▶ **Goal**: Locate and copy all lines bearing the word "violence".

▶ **Task material**:

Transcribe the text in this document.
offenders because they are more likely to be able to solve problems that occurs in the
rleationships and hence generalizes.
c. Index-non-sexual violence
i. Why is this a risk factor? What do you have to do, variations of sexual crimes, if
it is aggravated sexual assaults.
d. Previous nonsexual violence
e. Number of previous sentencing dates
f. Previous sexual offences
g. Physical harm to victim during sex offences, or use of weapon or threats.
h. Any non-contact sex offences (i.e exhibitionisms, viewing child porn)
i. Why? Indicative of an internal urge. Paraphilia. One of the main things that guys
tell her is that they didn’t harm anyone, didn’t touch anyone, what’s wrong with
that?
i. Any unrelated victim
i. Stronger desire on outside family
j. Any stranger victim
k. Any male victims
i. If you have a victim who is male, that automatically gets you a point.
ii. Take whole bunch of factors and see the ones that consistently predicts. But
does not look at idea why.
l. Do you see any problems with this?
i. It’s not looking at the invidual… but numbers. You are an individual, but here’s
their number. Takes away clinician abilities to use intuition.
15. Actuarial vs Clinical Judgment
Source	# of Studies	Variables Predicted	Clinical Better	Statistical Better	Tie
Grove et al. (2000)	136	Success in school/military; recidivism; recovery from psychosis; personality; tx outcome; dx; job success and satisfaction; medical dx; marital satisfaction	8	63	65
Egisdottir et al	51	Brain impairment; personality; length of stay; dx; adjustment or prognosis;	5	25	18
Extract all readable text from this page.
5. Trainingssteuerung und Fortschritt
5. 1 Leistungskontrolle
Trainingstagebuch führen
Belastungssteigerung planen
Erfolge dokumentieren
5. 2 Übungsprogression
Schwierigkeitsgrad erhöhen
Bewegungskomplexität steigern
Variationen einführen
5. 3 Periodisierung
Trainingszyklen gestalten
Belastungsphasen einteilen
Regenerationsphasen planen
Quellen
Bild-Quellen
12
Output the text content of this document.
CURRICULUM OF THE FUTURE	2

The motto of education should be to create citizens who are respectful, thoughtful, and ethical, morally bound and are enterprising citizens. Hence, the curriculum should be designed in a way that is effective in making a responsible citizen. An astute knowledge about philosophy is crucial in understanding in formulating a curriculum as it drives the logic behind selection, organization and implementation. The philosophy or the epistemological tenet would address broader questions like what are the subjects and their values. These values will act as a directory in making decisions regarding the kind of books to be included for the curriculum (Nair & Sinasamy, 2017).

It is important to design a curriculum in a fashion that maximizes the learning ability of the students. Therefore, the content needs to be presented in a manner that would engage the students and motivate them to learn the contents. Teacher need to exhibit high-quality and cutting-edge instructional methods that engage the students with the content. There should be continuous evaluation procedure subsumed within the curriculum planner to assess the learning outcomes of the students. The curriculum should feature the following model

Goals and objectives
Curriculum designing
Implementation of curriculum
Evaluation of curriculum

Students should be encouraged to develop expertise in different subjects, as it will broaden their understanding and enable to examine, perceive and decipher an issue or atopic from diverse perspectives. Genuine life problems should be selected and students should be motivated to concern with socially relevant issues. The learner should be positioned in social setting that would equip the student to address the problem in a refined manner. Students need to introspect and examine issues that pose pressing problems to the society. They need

▶ **Written reply**:
c. Index-non-sexual violence
d. Previous nonsexual violence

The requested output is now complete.